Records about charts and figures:
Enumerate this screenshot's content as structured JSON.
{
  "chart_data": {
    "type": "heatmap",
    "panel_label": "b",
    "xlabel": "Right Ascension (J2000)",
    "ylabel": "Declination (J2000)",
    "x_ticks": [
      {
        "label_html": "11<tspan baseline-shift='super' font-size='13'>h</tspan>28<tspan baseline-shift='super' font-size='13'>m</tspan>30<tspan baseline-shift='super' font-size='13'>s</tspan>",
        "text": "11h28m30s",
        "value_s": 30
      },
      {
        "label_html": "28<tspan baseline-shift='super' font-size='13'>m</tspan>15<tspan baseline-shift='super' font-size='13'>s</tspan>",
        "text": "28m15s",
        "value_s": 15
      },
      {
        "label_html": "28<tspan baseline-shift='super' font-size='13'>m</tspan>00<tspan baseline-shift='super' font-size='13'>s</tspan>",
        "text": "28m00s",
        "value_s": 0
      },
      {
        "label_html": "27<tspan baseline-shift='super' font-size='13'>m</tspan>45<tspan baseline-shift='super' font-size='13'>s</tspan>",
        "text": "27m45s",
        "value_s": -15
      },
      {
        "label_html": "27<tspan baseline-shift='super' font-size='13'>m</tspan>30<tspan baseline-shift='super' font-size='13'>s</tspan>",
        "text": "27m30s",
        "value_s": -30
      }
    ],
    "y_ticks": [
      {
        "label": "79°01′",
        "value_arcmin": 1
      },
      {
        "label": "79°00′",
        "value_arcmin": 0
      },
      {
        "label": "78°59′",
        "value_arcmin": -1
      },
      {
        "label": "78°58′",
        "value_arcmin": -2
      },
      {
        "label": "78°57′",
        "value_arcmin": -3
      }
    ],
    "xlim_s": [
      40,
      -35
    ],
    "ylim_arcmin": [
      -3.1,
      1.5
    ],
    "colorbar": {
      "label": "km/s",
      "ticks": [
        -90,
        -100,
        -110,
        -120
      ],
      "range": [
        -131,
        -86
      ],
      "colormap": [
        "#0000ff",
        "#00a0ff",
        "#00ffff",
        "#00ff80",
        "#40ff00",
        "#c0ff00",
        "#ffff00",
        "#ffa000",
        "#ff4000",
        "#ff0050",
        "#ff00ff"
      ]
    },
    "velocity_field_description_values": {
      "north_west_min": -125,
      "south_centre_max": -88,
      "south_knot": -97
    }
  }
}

> _To do_
Pick out the lines containing the string "text" and show them.

> _Solution below_
        "text": "11h28m30s",
        "text": "28m15s",
        "text": "28m00s",
        "text": "27m45s",
        "text": "27m30s",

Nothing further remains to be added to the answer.